(Extracted data entries)
§ §

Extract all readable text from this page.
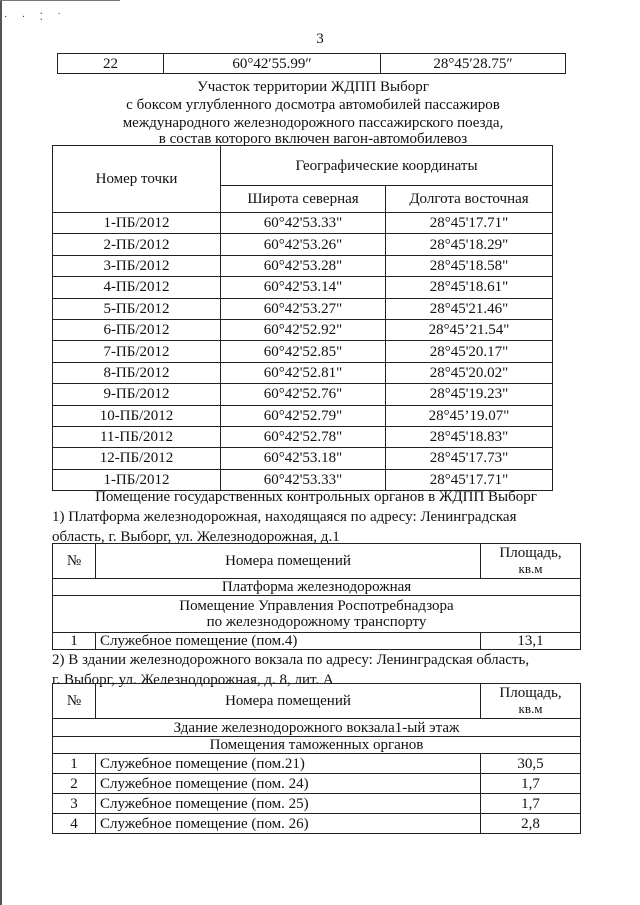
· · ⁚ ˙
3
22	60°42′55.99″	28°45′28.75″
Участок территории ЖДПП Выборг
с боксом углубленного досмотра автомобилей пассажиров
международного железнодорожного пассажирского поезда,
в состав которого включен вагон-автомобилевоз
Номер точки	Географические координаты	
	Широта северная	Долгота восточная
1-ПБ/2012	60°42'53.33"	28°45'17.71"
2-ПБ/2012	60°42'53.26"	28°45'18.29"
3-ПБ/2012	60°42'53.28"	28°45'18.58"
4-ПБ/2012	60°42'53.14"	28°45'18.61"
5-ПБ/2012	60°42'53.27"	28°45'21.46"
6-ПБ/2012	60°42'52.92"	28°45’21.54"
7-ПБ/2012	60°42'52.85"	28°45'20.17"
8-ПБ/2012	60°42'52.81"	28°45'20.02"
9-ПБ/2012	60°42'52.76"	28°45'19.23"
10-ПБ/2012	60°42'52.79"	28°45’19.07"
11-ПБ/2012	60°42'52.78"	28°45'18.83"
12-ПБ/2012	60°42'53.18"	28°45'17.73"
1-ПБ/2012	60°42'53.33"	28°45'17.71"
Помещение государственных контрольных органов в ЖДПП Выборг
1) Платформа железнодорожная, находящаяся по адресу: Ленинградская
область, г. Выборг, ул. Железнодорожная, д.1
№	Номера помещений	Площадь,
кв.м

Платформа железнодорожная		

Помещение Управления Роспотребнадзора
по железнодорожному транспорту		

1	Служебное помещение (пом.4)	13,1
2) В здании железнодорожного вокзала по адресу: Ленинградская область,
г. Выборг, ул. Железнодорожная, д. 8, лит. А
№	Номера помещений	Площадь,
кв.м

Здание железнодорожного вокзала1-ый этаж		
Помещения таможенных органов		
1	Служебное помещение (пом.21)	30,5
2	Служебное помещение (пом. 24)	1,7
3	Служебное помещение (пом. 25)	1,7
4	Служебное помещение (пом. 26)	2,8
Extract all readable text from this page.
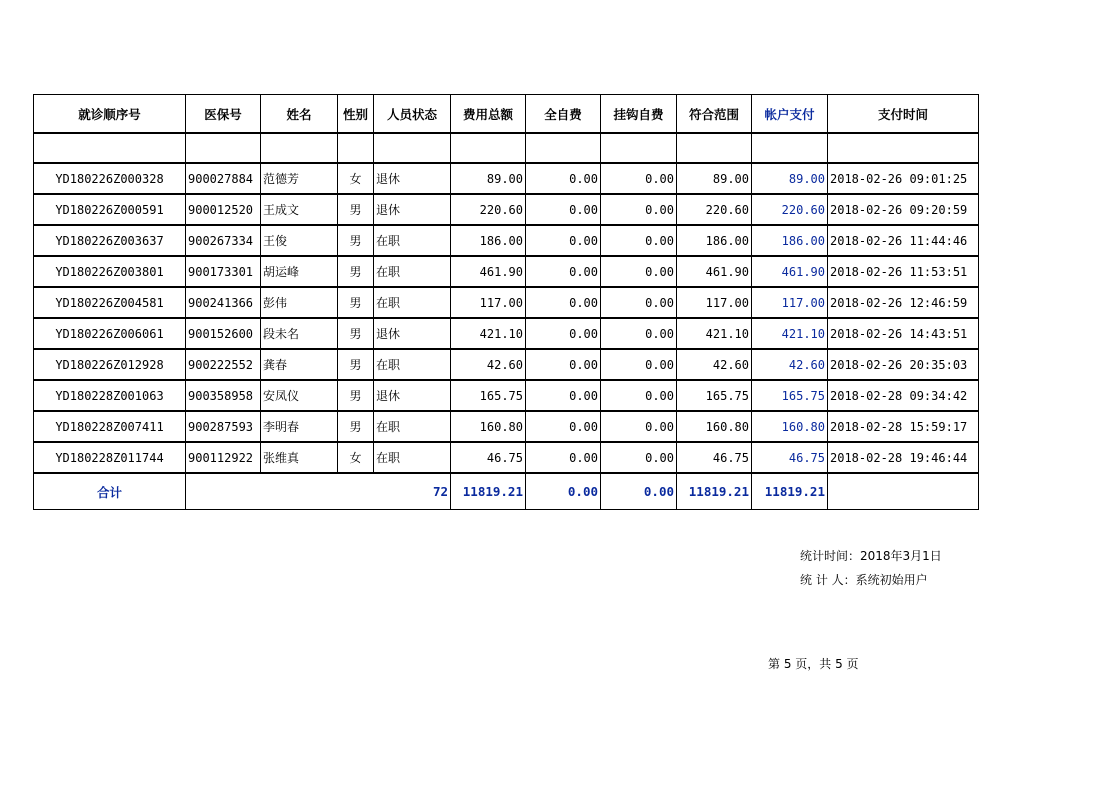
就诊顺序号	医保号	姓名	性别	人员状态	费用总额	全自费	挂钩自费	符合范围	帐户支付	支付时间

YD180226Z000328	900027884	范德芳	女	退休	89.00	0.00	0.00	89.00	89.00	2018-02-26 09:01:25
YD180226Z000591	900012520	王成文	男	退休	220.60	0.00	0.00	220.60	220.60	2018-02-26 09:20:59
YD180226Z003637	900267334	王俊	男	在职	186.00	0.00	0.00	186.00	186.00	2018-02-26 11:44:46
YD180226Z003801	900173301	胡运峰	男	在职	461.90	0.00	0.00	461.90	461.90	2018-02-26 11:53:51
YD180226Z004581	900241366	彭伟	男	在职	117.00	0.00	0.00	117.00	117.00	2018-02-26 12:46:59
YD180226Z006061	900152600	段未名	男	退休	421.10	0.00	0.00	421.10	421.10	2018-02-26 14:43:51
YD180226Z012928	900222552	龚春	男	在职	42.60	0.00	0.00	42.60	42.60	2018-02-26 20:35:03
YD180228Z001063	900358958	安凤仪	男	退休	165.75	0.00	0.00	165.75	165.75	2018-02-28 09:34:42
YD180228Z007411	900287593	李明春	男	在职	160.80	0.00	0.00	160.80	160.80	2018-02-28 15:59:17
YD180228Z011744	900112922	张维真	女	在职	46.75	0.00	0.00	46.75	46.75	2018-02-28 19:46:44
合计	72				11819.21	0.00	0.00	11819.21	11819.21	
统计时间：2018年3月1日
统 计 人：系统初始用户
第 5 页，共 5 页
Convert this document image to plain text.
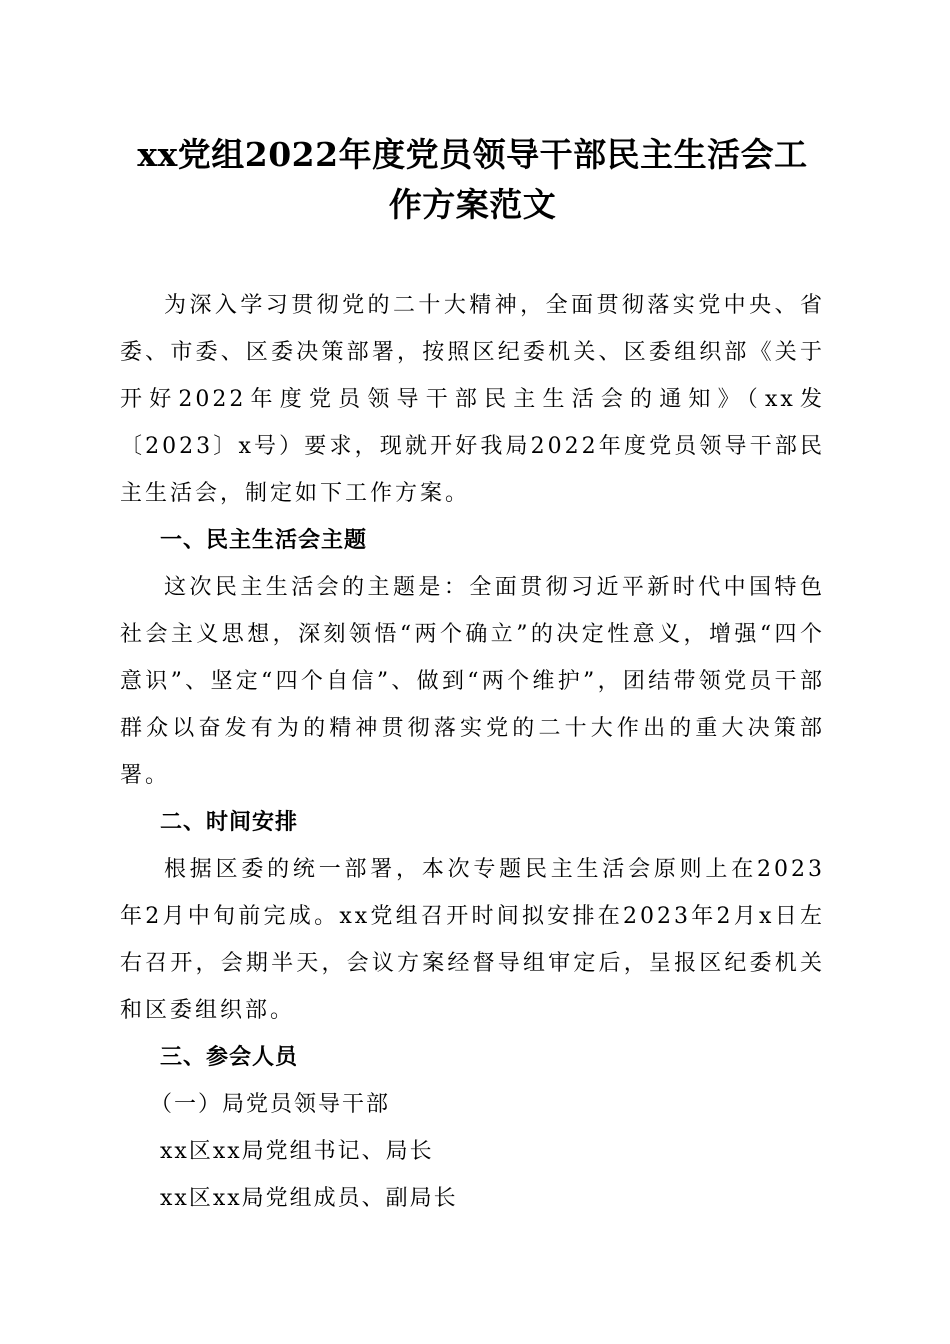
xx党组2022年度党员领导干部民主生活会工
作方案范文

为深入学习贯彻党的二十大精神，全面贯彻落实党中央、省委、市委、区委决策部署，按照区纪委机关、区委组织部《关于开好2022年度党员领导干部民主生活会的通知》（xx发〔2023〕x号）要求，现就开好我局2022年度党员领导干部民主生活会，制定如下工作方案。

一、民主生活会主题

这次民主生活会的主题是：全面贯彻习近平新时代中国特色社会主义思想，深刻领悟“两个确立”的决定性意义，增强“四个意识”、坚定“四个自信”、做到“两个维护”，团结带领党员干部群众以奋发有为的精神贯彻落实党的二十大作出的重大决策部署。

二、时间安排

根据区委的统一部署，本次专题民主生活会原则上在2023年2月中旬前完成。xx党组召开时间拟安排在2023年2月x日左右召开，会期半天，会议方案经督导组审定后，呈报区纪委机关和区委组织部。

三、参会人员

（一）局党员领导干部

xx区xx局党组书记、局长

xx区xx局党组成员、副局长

§ §

**What is required**
Each line in the data that holds the string "органов" should be found and copied.

**Response below**
Помещение государственных контрольных органов в ЖДПП Выборг
Помещения таможенных органов		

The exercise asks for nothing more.